[START]
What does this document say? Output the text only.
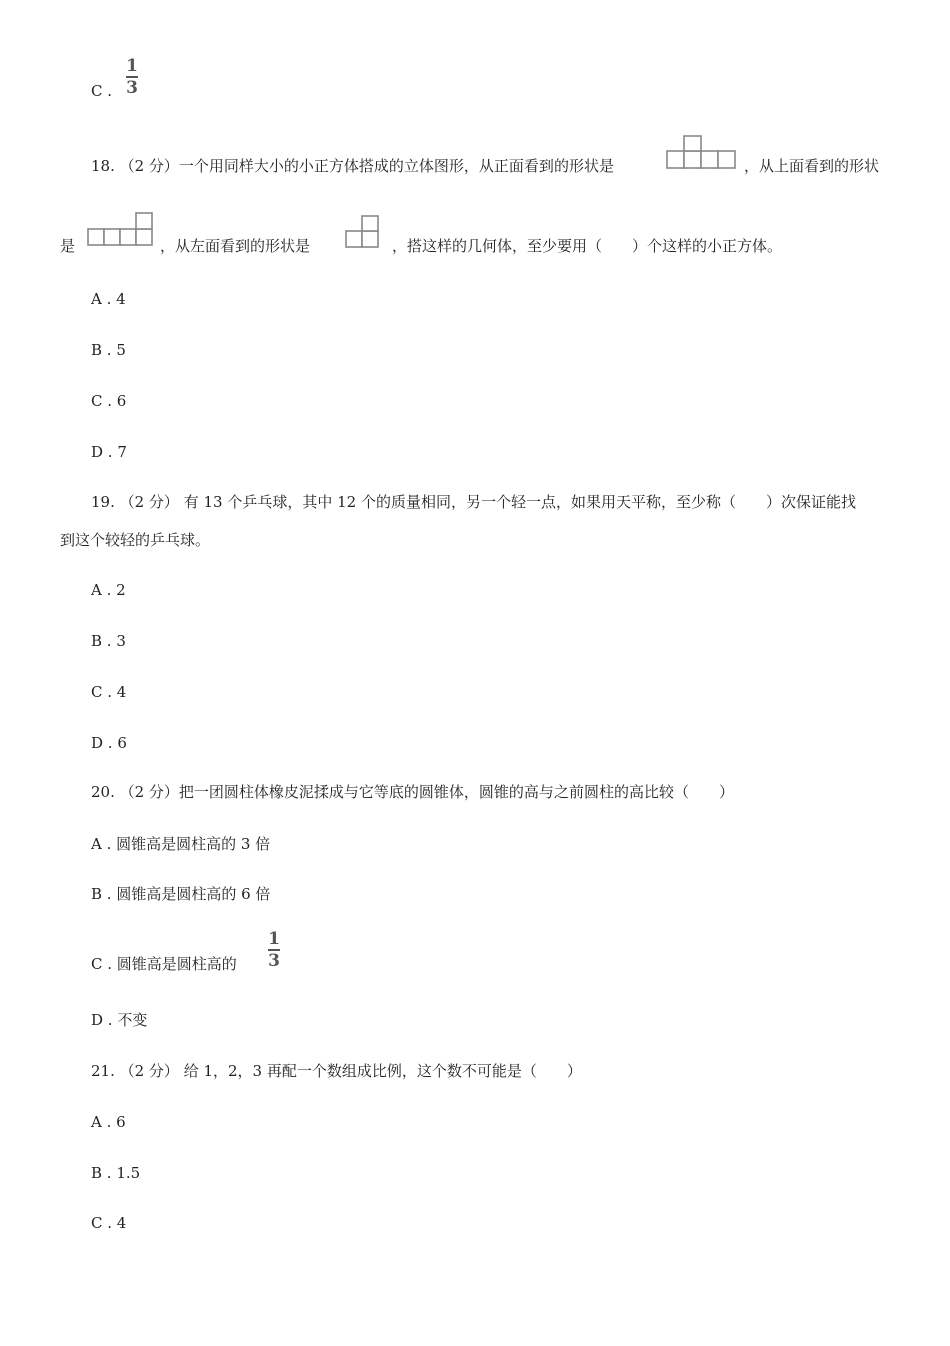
C .
1
3
18. （2 分）一个用同样大小的小正方体搭成的立体图形，从正面看到的形状是	，从上面看到的形状
是	，从左面看到的形状是	，搭这样的几何体，至少要用（　　）个这样的小正方体。
A . 4
B . 5
C . 6
D . 7
19. （2 分） 有 13 个乒乓球，其中 12 个的质量相同，另一个轻一点，如果用天平称，至少称（　　）次保证能找
到这个较轻的乒乓球。
A . 2
B . 3
C . 4
D . 6
20. （2 分）把一团圆柱体橡皮泥揉成与它等底的圆锥体，圆锥的高与之前圆柱的高比较（　　）
A . 圆锥高是圆柱高的 3 倍
B . 圆锥高是圆柱高的 6 倍
C . 圆锥高是圆柱高的
1
3
D . 不变
21. （2 分） 给 1，2，3 再配一个数组成比例，这个数不可能是（　　）
A . 6
B . 1.5
C . 4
[END]
■ **Problem description**:
Among the lines of the data above, count those holding "圆锥高是圆柱高的" and state only the number.

■ **Correct output**:
3